Collected data
⟨

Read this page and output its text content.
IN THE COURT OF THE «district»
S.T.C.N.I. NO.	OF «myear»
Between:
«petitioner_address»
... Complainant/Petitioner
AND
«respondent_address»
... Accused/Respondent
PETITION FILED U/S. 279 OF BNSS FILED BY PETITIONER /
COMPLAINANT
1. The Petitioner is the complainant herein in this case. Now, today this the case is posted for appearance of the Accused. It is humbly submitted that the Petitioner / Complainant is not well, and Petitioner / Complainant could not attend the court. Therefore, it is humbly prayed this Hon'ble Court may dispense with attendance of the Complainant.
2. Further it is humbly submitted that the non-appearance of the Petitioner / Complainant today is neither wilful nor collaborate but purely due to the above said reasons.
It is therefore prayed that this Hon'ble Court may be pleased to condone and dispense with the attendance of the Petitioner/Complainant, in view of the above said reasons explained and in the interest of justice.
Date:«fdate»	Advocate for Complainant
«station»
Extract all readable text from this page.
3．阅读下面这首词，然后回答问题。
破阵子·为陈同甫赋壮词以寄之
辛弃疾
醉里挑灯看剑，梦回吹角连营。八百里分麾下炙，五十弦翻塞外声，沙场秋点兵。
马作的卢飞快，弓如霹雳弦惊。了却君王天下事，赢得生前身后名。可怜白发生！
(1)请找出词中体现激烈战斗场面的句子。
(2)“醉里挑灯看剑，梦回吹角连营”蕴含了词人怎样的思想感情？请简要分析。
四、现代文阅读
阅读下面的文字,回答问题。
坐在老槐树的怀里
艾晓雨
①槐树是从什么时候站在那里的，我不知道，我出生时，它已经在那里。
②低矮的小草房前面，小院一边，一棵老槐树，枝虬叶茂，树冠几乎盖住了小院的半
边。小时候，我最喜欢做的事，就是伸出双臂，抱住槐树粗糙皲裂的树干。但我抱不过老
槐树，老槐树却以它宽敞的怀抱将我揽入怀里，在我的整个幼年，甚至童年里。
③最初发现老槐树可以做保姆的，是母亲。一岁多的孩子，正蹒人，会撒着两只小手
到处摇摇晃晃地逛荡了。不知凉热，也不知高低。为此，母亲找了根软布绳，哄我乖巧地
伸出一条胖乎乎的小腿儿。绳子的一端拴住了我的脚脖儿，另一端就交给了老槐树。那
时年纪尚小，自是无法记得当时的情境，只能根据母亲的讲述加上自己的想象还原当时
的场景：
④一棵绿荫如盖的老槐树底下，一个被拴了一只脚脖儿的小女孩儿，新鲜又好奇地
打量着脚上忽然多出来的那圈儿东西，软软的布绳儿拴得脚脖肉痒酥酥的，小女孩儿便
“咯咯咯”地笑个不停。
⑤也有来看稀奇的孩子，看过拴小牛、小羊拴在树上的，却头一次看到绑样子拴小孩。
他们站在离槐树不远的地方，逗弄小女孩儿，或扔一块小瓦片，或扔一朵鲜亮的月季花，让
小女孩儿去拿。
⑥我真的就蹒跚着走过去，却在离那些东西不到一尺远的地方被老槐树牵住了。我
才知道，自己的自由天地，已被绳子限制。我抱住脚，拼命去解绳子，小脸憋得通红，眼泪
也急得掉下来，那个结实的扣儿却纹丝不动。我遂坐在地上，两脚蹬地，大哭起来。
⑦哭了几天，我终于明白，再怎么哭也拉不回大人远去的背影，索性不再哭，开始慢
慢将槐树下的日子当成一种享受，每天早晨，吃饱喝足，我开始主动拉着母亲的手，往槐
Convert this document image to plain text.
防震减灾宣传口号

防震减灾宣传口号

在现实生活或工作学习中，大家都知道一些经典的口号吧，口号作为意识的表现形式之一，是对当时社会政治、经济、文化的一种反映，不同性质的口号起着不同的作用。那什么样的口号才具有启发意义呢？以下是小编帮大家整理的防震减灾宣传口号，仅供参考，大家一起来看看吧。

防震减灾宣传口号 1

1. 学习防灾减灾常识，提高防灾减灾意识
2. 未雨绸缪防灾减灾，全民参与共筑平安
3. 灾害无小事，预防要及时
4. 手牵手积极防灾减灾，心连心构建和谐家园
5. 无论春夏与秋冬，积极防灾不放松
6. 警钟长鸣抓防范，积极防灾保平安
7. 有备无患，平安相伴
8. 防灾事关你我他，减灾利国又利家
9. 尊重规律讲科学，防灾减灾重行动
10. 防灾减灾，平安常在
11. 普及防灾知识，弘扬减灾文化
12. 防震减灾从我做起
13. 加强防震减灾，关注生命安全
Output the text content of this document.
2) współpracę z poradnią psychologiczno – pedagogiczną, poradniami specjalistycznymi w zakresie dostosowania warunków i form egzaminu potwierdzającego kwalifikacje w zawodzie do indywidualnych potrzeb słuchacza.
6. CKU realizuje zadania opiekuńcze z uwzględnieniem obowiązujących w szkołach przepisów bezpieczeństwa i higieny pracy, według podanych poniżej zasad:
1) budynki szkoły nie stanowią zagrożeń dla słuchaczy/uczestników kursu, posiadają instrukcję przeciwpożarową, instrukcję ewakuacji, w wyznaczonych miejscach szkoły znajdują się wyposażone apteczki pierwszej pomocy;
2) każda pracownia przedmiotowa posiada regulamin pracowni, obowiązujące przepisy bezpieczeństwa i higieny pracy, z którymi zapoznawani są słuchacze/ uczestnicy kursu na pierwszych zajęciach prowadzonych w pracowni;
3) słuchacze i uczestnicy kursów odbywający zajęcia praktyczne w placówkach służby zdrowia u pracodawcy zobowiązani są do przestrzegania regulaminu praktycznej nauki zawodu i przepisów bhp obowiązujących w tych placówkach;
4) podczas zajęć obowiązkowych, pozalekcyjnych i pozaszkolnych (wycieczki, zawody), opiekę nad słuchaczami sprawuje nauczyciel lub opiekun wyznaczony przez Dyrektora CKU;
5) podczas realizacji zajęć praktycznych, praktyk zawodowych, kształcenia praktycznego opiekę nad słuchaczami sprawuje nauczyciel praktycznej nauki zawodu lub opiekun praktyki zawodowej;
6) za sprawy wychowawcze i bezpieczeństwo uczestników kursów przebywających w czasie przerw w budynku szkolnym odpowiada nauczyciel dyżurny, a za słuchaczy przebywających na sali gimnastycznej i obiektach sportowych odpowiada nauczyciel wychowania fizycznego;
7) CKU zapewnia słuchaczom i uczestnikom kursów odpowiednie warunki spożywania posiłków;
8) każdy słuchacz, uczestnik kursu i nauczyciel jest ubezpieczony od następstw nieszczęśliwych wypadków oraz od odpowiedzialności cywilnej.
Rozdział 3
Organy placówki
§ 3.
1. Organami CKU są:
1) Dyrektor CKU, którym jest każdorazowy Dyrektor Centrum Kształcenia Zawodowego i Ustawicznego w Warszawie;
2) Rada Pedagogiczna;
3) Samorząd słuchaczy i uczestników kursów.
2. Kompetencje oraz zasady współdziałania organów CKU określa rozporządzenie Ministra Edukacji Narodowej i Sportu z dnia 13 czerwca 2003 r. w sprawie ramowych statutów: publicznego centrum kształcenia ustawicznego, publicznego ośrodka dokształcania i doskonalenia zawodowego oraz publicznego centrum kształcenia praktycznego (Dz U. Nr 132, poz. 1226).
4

⟩

■ **Brief**: Restate each of the entries above verbatim.

■ **Correct output**:
Read this page and output its text content.
IN THE COURT OF THE «district»
S.T.C.N.I. NO.	OF «myear»
Between:
«petitioner_address»
... Complainant/Petitioner
AND
«respondent_address»
... Accused/Respondent
PETITION FILED U/S. 279 OF BNSS FILED BY PETITIONER /
COMPLAINANT
1. The Petitioner is the complainant herein in this case. Now, today this the case is posted for appearance of the Accused. It is humbly submitted that the Petitioner / Complainant is not well, and Petitioner / Complainant could not attend the court. Therefore, it is humbly prayed this Hon'ble Court may dispense with attendance of the Complainant.
2. Further it is humbly submitted that the non-appearance of the Petitioner / Complainant today is neither wilful nor collaborate but purely due to the above said reasons.
It is therefore prayed that this Hon'ble Court may be pleased to condone and dispense with the attendance of the Petitioner/Complainant, in view of the above said reasons explained and in the interest of justice.
Date:«fdate»	Advocate for Complainant
«station»
Extract all readable text from this page.
3．阅读下面这首词，然后回答问题。
破阵子·为陈同甫赋壮词以寄之
辛弃疾
醉里挑灯看剑，梦回吹角连营。八百里分麾下炙，五十弦翻塞外声，沙场秋点兵。
马作的卢飞快，弓如霹雳弦惊。了却君王天下事，赢得生前身后名。可怜白发生！
(1)请找出词中体现激烈战斗场面的句子。
(2)“醉里挑灯看剑，梦回吹角连营”蕴含了词人怎样的思想感情？请简要分析。
四、现代文阅读
阅读下面的文字,回答问题。
坐在老槐树的怀里
艾晓雨
①槐树是从什么时候站在那里的，我不知道，我出生时，它已经在那里。
②低矮的小草房前面，小院一边，一棵老槐树，枝虬叶茂，树冠几乎盖住了小院的半
边。小时候，我最喜欢做的事，就是伸出双臂，抱住槐树粗糙皲裂的树干。但我抱不过老
槐树，老槐树却以它宽敞的怀抱将我揽入怀里，在我的整个幼年，甚至童年里。
③最初发现老槐树可以做保姆的，是母亲。一岁多的孩子，正蹒人，会撒着两只小手
到处摇摇晃晃地逛荡了。不知凉热，也不知高低。为此，母亲找了根软布绳，哄我乖巧地
伸出一条胖乎乎的小腿儿。绳子的一端拴住了我的脚脖儿，另一端就交给了老槐树。那
时年纪尚小，自是无法记得当时的情境，只能根据母亲的讲述加上自己的想象还原当时
的场景：
④一棵绿荫如盖的老槐树底下，一个被拴了一只脚脖儿的小女孩儿，新鲜又好奇地
打量着脚上忽然多出来的那圈儿东西，软软的布绳儿拴得脚脖肉痒酥酥的，小女孩儿便
“咯咯咯”地笑个不停。
⑤也有来看稀奇的孩子，看过拴小牛、小羊拴在树上的，却头一次看到绑样子拴小孩。
他们站在离槐树不远的地方，逗弄小女孩儿，或扔一块小瓦片，或扔一朵鲜亮的月季花，让
小女孩儿去拿。
⑥我真的就蹒跚着走过去，却在离那些东西不到一尺远的地方被老槐树牵住了。我
才知道，自己的自由天地，已被绳子限制。我抱住脚，拼命去解绳子，小脸憋得通红，眼泪
也急得掉下来，那个结实的扣儿却纹丝不动。我遂坐在地上，两脚蹬地，大哭起来。
⑦哭了几天，我终于明白，再怎么哭也拉不回大人远去的背影，索性不再哭，开始慢
慢将槐树下的日子当成一种享受，每天早晨，吃饱喝足，我开始主动拉着母亲的手，往槐
Convert this document image to plain text.
防震减灾宣传口号

防震减灾宣传口号

在现实生活或工作学习中，大家都知道一些经典的口号吧，口号作为意识的表现形式之一，是对当时社会政治、经济、文化的一种反映，不同性质的口号起着不同的作用。那什么样的口号才具有启发意义呢？以下是小编帮大家整理的防震减灾宣传口号，仅供参考，大家一起来看看吧。

防震减灾宣传口号 1

1. 学习防灾减灾常识，提高防灾减灾意识
2. 未雨绸缪防灾减灾，全民参与共筑平安
3. 灾害无小事，预防要及时
4. 手牵手积极防灾减灾，心连心构建和谐家园
5. 无论春夏与秋冬，积极防灾不放松
6. 警钟长鸣抓防范，积极防灾保平安
7. 有备无患，平安相伴
8. 防灾事关你我他，减灾利国又利家
9. 尊重规律讲科学，防灾减灾重行动
10. 防灾减灾，平安常在
11. 普及防灾知识，弘扬减灾文化
12. 防震减灾从我做起
13. 加强防震减灾，关注生命安全
Output the text content of this document.
2) współpracę z poradnią psychologiczno – pedagogiczną, poradniami specjalistycznymi w zakresie dostosowania warunków i form egzaminu potwierdzającego kwalifikacje w zawodzie do indywidualnych potrzeb słuchacza.
6. CKU realizuje zadania opiekuńcze z uwzględnieniem obowiązujących w szkołach przepisów bezpieczeństwa i higieny pracy, według podanych poniżej zasad:
1) budynki szkoły nie stanowią zagrożeń dla słuchaczy/uczestników kursu, posiadają instrukcję przeciwpożarową, instrukcję ewakuacji, w wyznaczonych miejscach szkoły znajdują się wyposażone apteczki pierwszej pomocy;
2) każda pracownia przedmiotowa posiada regulamin pracowni, obowiązujące przepisy bezpieczeństwa i higieny pracy, z którymi zapoznawani są słuchacze/ uczestnicy kursu na pierwszych zajęciach prowadzonych w pracowni;
3) słuchacze i uczestnicy kursów odbywający zajęcia praktyczne w placówkach służby zdrowia u pracodawcy zobowiązani są do przestrzegania regulaminu praktycznej nauki zawodu i przepisów bhp obowiązujących w tych placówkach;
4) podczas zajęć obowiązkowych, pozalekcyjnych i pozaszkolnych (wycieczki, zawody), opiekę nad słuchaczami sprawuje nauczyciel lub opiekun wyznaczony przez Dyrektora CKU;
5) podczas realizacji zajęć praktycznych, praktyk zawodowych, kształcenia praktycznego opiekę nad słuchaczami sprawuje nauczyciel praktycznej nauki zawodu lub opiekun praktyki zawodowej;
6) za sprawy wychowawcze i bezpieczeństwo uczestników kursów przebywających w czasie przerw w budynku szkolnym odpowiada nauczyciel dyżurny, a za słuchaczy przebywających na sali gimnastycznej i obiektach sportowych odpowiada nauczyciel wychowania fizycznego;
7) CKU zapewnia słuchaczom i uczestnikom kursów odpowiednie warunki spożywania posiłków;
8) każdy słuchacz, uczestnik kursu i nauczyciel jest ubezpieczony od następstw nieszczęśliwych wypadków oraz od odpowiedzialności cywilnej.
Rozdział 3
Organy placówki
§ 3.
1. Organami CKU są:
1) Dyrektor CKU, którym jest każdorazowy Dyrektor Centrum Kształcenia Zawodowego i Ustawicznego w Warszawie;
2) Rada Pedagogiczna;
3) Samorząd słuchaczy i uczestników kursów.
2. Kompetencje oraz zasady współdziałania organów CKU określa rozporządzenie Ministra Edukacji Narodowej i Sportu z dnia 13 czerwca 2003 r. w sprawie ramowych statutów: publicznego centrum kształcenia ustawicznego, publicznego ośrodka dokształcania i doskonalenia zawodowego oraz publicznego centrum kształcenia praktycznego (Dz U. Nr 132, poz. 1226).
4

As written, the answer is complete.